What is expected.
The listing beneath should be written out in full, exactly as shown.

Extracted material.

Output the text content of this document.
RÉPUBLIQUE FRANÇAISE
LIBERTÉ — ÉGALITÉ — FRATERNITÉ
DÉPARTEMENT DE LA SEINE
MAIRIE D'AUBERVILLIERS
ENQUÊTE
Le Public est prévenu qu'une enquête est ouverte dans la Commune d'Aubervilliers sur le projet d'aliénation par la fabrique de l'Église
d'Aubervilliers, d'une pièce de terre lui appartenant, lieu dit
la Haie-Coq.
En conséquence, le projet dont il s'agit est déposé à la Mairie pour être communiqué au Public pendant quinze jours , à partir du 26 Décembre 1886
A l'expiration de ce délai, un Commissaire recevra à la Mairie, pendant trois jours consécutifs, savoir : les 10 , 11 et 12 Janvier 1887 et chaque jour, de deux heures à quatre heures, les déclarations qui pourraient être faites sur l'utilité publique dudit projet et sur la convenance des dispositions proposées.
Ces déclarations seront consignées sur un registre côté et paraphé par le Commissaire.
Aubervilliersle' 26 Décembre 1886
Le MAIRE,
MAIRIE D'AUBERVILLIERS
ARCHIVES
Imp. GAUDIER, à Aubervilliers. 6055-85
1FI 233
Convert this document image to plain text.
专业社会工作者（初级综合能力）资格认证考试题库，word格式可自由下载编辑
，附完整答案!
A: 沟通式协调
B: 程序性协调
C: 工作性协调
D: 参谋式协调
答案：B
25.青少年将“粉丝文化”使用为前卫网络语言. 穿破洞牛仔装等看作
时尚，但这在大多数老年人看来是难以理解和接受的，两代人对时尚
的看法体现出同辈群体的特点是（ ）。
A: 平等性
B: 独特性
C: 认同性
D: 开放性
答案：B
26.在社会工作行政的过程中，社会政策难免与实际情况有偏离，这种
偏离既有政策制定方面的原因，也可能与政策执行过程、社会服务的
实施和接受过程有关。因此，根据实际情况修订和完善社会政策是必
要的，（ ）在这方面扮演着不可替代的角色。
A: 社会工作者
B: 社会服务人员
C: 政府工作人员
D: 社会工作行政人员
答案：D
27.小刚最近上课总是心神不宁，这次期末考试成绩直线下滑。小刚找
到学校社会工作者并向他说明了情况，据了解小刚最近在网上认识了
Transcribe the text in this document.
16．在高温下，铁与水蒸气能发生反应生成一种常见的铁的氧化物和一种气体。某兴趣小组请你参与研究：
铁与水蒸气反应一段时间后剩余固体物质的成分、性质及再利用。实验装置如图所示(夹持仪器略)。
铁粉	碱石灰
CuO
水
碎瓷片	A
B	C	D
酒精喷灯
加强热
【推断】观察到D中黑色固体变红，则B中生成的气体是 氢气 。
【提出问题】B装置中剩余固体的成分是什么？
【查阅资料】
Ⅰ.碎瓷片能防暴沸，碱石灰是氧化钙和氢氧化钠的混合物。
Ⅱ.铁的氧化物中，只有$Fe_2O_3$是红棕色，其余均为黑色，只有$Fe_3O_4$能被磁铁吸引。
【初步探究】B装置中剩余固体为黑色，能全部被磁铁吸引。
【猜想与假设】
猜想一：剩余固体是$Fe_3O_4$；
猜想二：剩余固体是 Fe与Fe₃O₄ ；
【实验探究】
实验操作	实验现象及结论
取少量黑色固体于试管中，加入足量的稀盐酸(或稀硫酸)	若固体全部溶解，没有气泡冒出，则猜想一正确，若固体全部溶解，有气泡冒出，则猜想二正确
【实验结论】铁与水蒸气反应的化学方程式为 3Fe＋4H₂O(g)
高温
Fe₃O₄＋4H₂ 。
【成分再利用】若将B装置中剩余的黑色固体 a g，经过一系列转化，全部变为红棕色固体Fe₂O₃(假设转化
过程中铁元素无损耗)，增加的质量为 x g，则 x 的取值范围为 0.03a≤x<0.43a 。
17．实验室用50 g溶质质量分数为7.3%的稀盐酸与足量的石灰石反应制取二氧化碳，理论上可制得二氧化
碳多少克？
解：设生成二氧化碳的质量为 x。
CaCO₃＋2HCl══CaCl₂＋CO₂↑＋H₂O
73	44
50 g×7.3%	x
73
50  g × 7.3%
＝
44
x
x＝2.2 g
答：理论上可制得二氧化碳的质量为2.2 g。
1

Response.
Output the text content of this document.
RÉPUBLIQUE FRANÇAISE
LIBERTÉ — ÉGALITÉ — FRATERNITÉ
DÉPARTEMENT DE LA SEINE
MAIRIE D'AUBERVILLIERS
ENQUÊTE
Le Public est prévenu qu'une enquête est ouverte dans la Commune d'Aubervilliers sur le projet d'aliénation par la fabrique de l'Église
d'Aubervilliers, d'une pièce de terre lui appartenant, lieu dit
la Haie-Coq.
En conséquence, le projet dont il s'agit est déposé à la Mairie pour être communiqué au Public pendant quinze jours , à partir du 26 Décembre 1886
A l'expiration de ce délai, un Commissaire recevra à la Mairie, pendant trois jours consécutifs, savoir : les 10 , 11 et 12 Janvier 1887 et chaque jour, de deux heures à quatre heures, les déclarations qui pourraient être faites sur l'utilité publique dudit projet et sur la convenance des dispositions proposées.
Ces déclarations seront consignées sur un registre côté et paraphé par le Commissaire.
Aubervilliersle' 26 Décembre 1886
Le MAIRE,
MAIRIE D'AUBERVILLIERS
ARCHIVES
Imp. GAUDIER, à Aubervilliers. 6055-85
1FI 233
Convert this document image to plain text.
专业社会工作者（初级综合能力）资格认证考试题库，word格式可自由下载编辑
，附完整答案!
A: 沟通式协调
B: 程序性协调
C: 工作性协调
D: 参谋式协调
答案：B
25.青少年将“粉丝文化”使用为前卫网络语言. 穿破洞牛仔装等看作
时尚，但这在大多数老年人看来是难以理解和接受的，两代人对时尚
的看法体现出同辈群体的特点是（ ）。
A: 平等性
B: 独特性
C: 认同性
D: 开放性
答案：B
26.在社会工作行政的过程中，社会政策难免与实际情况有偏离，这种
偏离既有政策制定方面的原因，也可能与政策执行过程、社会服务的
实施和接受过程有关。因此，根据实际情况修订和完善社会政策是必
要的，（ ）在这方面扮演着不可替代的角色。
A: 社会工作者
B: 社会服务人员
C: 政府工作人员
D: 社会工作行政人员
答案：D
27.小刚最近上课总是心神不宁，这次期末考试成绩直线下滑。小刚找
到学校社会工作者并向他说明了情况，据了解小刚最近在网上认识了
Transcribe the text in this document.
16．在高温下，铁与水蒸气能发生反应生成一种常见的铁的氧化物和一种气体。某兴趣小组请你参与研究：
铁与水蒸气反应一段时间后剩余固体物质的成分、性质及再利用。实验装置如图所示(夹持仪器略)。
铁粉	碱石灰
CuO
水
碎瓷片	A
B	C	D
酒精喷灯
加强热
【推断】观察到D中黑色固体变红，则B中生成的气体是 氢气 。
【提出问题】B装置中剩余固体的成分是什么？
【查阅资料】
Ⅰ.碎瓷片能防暴沸，碱石灰是氧化钙和氢氧化钠的混合物。
Ⅱ.铁的氧化物中，只有$Fe_2O_3$是红棕色，其余均为黑色，只有$Fe_3O_4$能被磁铁吸引。
【初步探究】B装置中剩余固体为黑色，能全部被磁铁吸引。
【猜想与假设】
猜想一：剩余固体是$Fe_3O_4$；
猜想二：剩余固体是 Fe与Fe₃O₄ ；
【实验探究】
实验操作	实验现象及结论
取少量黑色固体于试管中，加入足量的稀盐酸(或稀硫酸)	若固体全部溶解，没有气泡冒出，则猜想一正确，若固体全部溶解，有气泡冒出，则猜想二正确
【实验结论】铁与水蒸气反应的化学方程式为 3Fe＋4H₂O(g)
高温
Fe₃O₄＋4H₂ 。
【成分再利用】若将B装置中剩余的黑色固体 a g，经过一系列转化，全部变为红棕色固体Fe₂O₃(假设转化
过程中铁元素无损耗)，增加的质量为 x g，则 x 的取值范围为 0.03a≤x<0.43a 。
17．实验室用50 g溶质质量分数为7.3%的稀盐酸与足量的石灰石反应制取二氧化碳，理论上可制得二氧化
碳多少克？
解：设生成二氧化碳的质量为 x。
CaCO₃＋2HCl══CaCl₂＋CO₂↑＋H₂O
73	44
50 g×7.3%	x
73
50  g × 7.3%
＝
44
x
x＝2.2 g
答：理论上可制得二氧化碳的质量为2.2 g。
1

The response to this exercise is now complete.